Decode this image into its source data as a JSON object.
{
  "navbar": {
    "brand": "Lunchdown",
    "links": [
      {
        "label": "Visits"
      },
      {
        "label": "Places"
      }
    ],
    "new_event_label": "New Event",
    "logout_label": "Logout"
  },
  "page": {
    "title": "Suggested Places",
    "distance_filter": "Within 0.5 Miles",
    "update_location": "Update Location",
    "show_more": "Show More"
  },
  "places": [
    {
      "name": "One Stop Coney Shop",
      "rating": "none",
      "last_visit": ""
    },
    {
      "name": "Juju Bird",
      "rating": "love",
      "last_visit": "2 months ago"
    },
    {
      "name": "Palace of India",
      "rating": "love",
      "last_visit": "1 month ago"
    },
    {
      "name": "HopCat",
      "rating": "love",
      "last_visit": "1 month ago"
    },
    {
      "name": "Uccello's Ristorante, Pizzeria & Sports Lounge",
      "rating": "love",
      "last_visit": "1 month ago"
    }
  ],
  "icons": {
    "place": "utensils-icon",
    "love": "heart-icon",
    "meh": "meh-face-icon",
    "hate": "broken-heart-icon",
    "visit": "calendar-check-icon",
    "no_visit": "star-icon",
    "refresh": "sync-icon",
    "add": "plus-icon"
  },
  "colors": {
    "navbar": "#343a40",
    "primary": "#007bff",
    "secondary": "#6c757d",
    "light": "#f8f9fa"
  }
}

* * *

> **Objective**: Write out every record verbatim.

> **Response for this exercise**:
Decode this image into its source data as a JSON object.
{
  "navbar": {
    "brand": "Lunchdown",
    "links": [
      {
        "label": "Visits"
      },
      {
        "label": "Places"
      }
    ],
    "new_event_label": "New Event",
    "logout_label": "Logout"
  },
  "page": {
    "title": "Suggested Places",
    "distance_filter": "Within 0.5 Miles",
    "update_location": "Update Location",
    "show_more": "Show More"
  },
  "places": [
    {
      "name": "One Stop Coney Shop",
      "rating": "none",
      "last_visit": ""
    },
    {
      "name": "Juju Bird",
      "rating": "love",
      "last_visit": "2 months ago"
    },
    {
      "name": "Palace of India",
      "rating": "love",
      "last_visit": "1 month ago"
    },
    {
      "name": "HopCat",
      "rating": "love",
      "last_visit": "1 month ago"
    },
    {
      "name": "Uccello's Ristorante, Pizzeria & Sports Lounge",
      "rating": "love",
      "last_visit": "1 month ago"
    }
  ],
  "icons": {
    "place": "utensils-icon",
    "love": "heart-icon",
    "meh": "meh-face-icon",
    "hate": "broken-heart-icon",
    "visit": "calendar-check-icon",
    "no_visit": "star-icon",
    "refresh": "sync-icon",
    "add": "plus-icon"
  },
  "colors": {
    "navbar": "#343a40",
    "primary": "#007bff",
    "secondary": "#6c757d",
    "light": "#f8f9fa"
  }
}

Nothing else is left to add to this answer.